§ **RECORDS FOR THE TASK**
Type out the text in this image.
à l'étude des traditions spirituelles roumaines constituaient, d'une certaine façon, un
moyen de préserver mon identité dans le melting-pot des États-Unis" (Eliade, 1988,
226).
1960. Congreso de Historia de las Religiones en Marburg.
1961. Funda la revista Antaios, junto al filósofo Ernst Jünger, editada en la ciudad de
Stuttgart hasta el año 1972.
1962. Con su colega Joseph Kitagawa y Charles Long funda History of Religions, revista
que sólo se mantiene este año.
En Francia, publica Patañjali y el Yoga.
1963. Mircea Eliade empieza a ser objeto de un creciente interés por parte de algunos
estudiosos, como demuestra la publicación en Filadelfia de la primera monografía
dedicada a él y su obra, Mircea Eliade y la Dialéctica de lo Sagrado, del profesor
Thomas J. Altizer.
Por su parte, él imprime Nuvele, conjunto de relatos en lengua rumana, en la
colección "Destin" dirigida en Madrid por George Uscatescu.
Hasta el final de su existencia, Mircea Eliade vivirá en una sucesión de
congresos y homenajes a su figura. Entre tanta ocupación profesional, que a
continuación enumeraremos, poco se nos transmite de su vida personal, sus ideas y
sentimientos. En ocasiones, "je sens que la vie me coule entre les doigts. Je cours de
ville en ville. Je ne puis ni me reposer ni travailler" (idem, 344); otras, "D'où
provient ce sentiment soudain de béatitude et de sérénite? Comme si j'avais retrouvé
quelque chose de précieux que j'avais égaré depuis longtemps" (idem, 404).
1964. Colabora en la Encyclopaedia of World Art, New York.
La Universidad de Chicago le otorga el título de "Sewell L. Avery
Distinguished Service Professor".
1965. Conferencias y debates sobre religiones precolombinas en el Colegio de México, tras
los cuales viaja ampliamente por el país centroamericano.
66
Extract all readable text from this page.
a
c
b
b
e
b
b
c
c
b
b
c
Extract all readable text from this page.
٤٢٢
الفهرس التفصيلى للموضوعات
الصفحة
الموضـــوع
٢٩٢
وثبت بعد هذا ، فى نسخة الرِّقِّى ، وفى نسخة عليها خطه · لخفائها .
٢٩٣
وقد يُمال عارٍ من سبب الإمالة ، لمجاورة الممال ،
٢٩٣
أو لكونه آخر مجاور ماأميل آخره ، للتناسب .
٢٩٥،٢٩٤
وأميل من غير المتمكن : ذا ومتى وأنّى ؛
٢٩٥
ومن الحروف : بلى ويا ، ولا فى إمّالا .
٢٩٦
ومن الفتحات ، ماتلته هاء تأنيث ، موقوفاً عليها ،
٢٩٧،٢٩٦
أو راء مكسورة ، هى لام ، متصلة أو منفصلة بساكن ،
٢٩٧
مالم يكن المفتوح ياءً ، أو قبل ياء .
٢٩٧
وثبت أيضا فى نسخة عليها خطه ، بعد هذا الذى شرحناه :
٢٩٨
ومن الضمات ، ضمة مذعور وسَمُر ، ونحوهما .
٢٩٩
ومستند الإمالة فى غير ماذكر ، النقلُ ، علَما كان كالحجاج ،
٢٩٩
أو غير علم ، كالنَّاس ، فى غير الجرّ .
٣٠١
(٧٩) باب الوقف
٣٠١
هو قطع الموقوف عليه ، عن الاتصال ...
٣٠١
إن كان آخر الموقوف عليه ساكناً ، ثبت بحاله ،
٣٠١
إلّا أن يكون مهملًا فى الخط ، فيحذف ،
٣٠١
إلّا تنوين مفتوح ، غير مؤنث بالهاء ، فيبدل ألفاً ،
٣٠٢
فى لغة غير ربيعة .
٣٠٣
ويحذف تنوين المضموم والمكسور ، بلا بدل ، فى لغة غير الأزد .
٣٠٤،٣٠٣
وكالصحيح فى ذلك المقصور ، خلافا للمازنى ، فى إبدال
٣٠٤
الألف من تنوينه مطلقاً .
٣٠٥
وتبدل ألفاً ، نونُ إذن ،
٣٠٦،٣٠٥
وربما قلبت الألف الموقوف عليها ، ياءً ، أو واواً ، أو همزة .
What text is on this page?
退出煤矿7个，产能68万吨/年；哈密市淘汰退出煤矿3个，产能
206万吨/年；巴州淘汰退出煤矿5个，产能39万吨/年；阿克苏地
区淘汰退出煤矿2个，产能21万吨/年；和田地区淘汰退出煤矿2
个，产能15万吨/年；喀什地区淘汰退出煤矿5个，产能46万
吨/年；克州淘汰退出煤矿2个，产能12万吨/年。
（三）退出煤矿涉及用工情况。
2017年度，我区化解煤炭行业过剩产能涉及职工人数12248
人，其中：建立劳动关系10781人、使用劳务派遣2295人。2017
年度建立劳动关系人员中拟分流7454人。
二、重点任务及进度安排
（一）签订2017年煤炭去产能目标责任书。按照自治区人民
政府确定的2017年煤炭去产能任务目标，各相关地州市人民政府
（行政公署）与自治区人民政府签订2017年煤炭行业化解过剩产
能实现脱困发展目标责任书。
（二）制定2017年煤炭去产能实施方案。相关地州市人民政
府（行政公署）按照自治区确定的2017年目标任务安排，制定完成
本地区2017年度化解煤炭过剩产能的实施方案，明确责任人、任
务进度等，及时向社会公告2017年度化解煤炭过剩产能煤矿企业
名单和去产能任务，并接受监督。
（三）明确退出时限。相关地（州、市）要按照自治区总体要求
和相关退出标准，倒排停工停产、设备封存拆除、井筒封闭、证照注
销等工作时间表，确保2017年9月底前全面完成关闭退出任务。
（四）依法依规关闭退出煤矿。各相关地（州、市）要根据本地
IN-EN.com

§ **TASK PROMPT**
Please list every line of the records that contains "ألفا".

§ **CORRECT RESULT**
إلّا تنوين مفتوح ، غير مؤنث بالهاء ، فيبدل ألفاً ،
وتبدل ألفاً ، نونُ إذن ،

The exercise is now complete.